▸ **Exercise prompt**: Scan the records below for lines with the word "False", then state how many you find and nothing else.

Records that describe figures
==*==
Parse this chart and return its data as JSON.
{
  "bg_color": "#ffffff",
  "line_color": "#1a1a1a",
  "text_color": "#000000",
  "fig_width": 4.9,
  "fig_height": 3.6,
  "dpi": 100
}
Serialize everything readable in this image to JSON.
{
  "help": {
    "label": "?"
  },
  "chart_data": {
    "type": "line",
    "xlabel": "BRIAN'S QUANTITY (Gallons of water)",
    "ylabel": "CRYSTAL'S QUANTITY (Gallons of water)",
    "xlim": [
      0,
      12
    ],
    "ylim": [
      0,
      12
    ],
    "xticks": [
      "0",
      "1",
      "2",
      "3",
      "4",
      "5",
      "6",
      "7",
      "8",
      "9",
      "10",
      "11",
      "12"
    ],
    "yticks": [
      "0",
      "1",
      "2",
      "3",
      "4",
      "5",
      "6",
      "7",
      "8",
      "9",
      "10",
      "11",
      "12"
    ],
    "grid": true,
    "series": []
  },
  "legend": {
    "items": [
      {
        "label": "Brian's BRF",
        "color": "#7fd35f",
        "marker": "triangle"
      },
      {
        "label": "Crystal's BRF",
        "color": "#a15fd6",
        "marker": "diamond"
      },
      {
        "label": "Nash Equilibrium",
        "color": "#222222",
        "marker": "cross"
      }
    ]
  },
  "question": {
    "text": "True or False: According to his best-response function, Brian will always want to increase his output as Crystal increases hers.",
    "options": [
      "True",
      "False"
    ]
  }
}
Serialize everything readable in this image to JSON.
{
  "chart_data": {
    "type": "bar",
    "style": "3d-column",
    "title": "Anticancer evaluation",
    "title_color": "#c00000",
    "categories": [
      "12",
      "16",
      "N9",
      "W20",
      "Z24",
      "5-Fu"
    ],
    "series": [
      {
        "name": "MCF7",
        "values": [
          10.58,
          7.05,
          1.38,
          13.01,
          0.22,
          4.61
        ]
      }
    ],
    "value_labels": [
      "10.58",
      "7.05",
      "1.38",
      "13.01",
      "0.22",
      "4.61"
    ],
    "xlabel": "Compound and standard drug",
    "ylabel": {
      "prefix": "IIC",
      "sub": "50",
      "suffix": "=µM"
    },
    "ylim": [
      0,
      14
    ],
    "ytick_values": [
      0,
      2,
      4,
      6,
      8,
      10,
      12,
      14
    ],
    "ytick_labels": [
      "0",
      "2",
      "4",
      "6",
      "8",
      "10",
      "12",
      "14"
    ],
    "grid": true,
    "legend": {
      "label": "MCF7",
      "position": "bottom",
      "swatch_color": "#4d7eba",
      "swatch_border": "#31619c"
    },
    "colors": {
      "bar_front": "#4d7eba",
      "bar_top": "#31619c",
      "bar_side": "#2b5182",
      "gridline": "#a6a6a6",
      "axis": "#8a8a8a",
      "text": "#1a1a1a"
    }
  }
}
==*==
▸ **Result**: 2